Stored data:

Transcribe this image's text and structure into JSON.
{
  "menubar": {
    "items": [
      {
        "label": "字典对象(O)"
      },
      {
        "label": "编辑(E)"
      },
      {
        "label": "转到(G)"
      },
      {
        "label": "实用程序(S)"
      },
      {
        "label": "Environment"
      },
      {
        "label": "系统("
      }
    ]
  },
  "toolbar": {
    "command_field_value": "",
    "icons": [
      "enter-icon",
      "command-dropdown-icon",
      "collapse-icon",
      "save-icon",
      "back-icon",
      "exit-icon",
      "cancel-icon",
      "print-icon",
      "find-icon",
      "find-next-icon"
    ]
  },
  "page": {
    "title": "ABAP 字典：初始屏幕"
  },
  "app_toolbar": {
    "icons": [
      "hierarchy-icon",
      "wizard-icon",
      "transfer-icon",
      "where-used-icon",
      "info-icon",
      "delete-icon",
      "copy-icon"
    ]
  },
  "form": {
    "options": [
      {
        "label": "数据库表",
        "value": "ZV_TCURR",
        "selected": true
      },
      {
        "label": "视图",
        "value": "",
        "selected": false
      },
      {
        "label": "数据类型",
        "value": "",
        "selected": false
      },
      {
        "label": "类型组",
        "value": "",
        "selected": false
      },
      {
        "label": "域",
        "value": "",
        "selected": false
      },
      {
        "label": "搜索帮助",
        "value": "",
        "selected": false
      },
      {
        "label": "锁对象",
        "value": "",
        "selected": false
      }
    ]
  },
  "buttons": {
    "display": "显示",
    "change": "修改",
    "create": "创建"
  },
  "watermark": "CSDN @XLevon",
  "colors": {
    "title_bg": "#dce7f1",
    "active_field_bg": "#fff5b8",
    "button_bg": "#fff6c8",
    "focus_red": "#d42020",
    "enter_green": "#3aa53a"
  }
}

→ DIRECTIONS: Give back the data above exactly as it appears.

→ ANSWER BELOW:
Transcribe this image's text and structure into JSON.
{
  "menubar": {
    "items": [
      {
        "label": "字典对象(O)"
      },
      {
        "label": "编辑(E)"
      },
      {
        "label": "转到(G)"
      },
      {
        "label": "实用程序(S)"
      },
      {
        "label": "Environment"
      },
      {
        "label": "系统("
      }
    ]
  },
  "toolbar": {
    "command_field_value": "",
    "icons": [
      "enter-icon",
      "command-dropdown-icon",
      "collapse-icon",
      "save-icon",
      "back-icon",
      "exit-icon",
      "cancel-icon",
      "print-icon",
      "find-icon",
      "find-next-icon"
    ]
  },
  "page": {
    "title": "ABAP 字典：初始屏幕"
  },
  "app_toolbar": {
    "icons": [
      "hierarchy-icon",
      "wizard-icon",
      "transfer-icon",
      "where-used-icon",
      "info-icon",
      "delete-icon",
      "copy-icon"
    ]
  },
  "form": {
    "options": [
      {
        "label": "数据库表",
        "value": "ZV_TCURR",
        "selected": true
      },
      {
        "label": "视图",
        "value": "",
        "selected": false
      },
      {
        "label": "数据类型",
        "value": "",
        "selected": false
      },
      {
        "label": "类型组",
        "value": "",
        "selected": false
      },
      {
        "label": "域",
        "value": "",
        "selected": false
      },
      {
        "label": "搜索帮助",
        "value": "",
        "selected": false
      },
      {
        "label": "锁对象",
        "value": "",
        "selected": false
      }
    ]
  },
  "buttons": {
    "display": "显示",
    "change": "修改",
    "create": "创建"
  },
  "watermark": "CSDN @XLevon",
  "colors": {
    "title_bg": "#dce7f1",
    "active_field_bg": "#fff5b8",
    "button_bg": "#fff6c8",
    "focus_red": "#d42020",
    "enter_green": "#3aa53a"
  }
}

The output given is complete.